▸ **PROBLEMS TO SOLVE**:
**a)** In the hat pattern thread, why does Knittingkitty post a Ravelry link in the second post? Answer in one to three sentences.
**b)** Answer these questions about the hat pattern thread:
(i) What rib stitch is named in the hat's title?
(ii) In what file format was the pattern attached to the first post?
(iii) Where did Knittingkitty say the pattern would be published as a free pattern?

▸ **ARTICLE**:
::::::::

# Free Knitting Pattern Red Sparkle Lady's Hat in Pique Rib



## Knittingkitty (Sep 25, 2011)

Hi Everybody,
I have another Christmas present for you: this Red Sparkle Lady's Hat in Pique Rib. I've attached the pdf to this post and will publish it as a free pattern in my Ravelry shop a little later. 
It's a pretty hat in a simple, but attractive rib stitch. I hope you will use it. 
Happy Holidays!
Elena


----------



## laurelarts (Jul 31, 2011)

Beautiful!!! Thank you!!!


----------



## janruss (May 16, 2013)

Very pretty, thanks so much


----------



## mlw2504 (Dec 1, 2012)

Thank you very much! I can't wait to make it. Merry Christmas!


----------



## debsu (Jul 26, 2011)

Thank You Elena.


----------



## Knittingkitty (Sep 25, 2011)

You are very welcome!  I was finally able to publish it in my Ravelry shop, and here is the link in case it's more convenient for you :

http://www.ravelry.com/patterns/library/red-sparkle-ladys-hat-in-pique-rib


----------



## Jill2 (Sep 30, 2011)

How sweet of you, and what a cute hat. I will most definitely be making one. Thank you!


----------



## janielha (Dec 20, 2012)

Love this! Thank you very much.

::::::::

▸ **SOURCE MATERIAL**:
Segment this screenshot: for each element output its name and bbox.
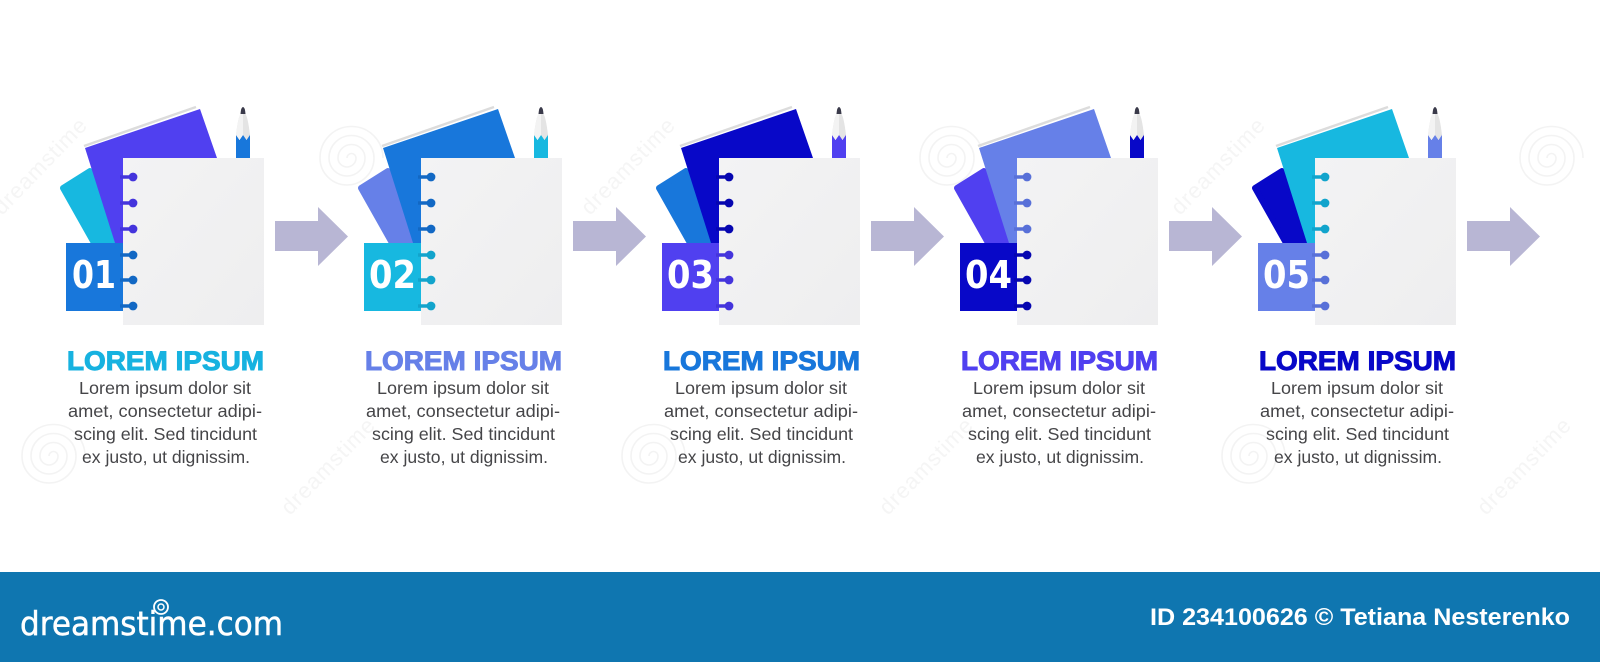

::::::::

▸ **RESPONSES FOR EACH TASK**:
**a)** Knittingkitty had finally been able to publish the pattern in the Ravelry shop. The link was shared in case it was more convenient for readers than the pdf attached to the first post.

**b)**
(i) Pique Rib.
(ii) A pdf.
(iii) In Knittingkitty's Ravelry shop.